Exercise brief:
Copy out the listing in full, exactly as written, but not its pictures.

Figure record listings:
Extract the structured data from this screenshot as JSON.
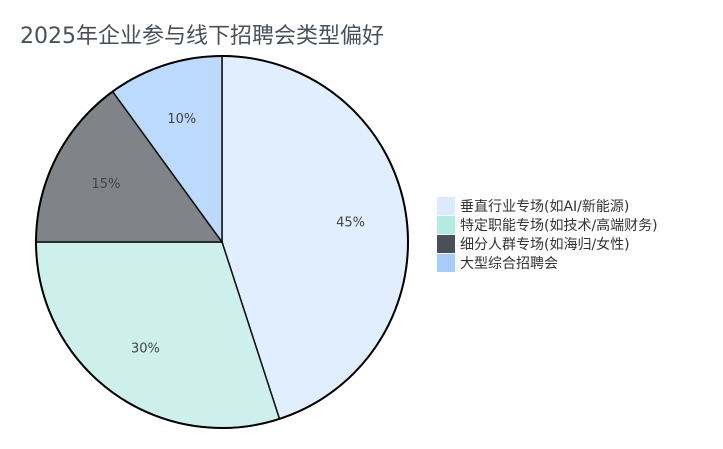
{
  "chart_data": {
    "type": "pie",
    "title": "2025年企业参与线下招聘会类型偏好",
    "categories": [
      "垂直行业专场(如AI/新能源)",
      "特定职能专场(如技术/高端财务)",
      "细分人群专场(如海归/女性)",
      "大型综合招聘会"
    ],
    "values": [
      45,
      30,
      15,
      10
    ],
    "data_labels": [
      "45%",
      "30%",
      "15%",
      "10%"
    ],
    "colors": [
      "#dbeafe",
      "#b2ebe0",
      "#4a5059",
      "#a8cdfc"
    ],
    "slice_colors": [
      "#e0eefe",
      "#cdf0ec",
      "#808489",
      "#bcdafd"
    ],
    "legend_position": "right",
    "start_angle": "top",
    "direction": "clockwise"
  }
}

Answer below:
Extract the structured data from this screenshot as JSON.
{
  "chart_data": {
    "type": "pie",
    "title": "2025年企业参与线下招聘会类型偏好",
    "categories": [
      "垂直行业专场(如AI/新能源)",
      "特定职能专场(如技术/高端财务)",
      "细分人群专场(如海归/女性)",
      "大型综合招聘会"
    ],
    "values": [
      45,
      30,
      15,
      10
    ],
    "data_labels": [
      "45%",
      "30%",
      "15%",
      "10%"
    ],
    "colors": [
      "#dbeafe",
      "#b2ebe0",
      "#4a5059",
      "#a8cdfc"
    ],
    "slice_colors": [
      "#e0eefe",
      "#cdf0ec",
      "#808489",
      "#bcdafd"
    ],
    "legend_position": "right",
    "start_angle": "top",
    "direction": "clockwise"
  }
}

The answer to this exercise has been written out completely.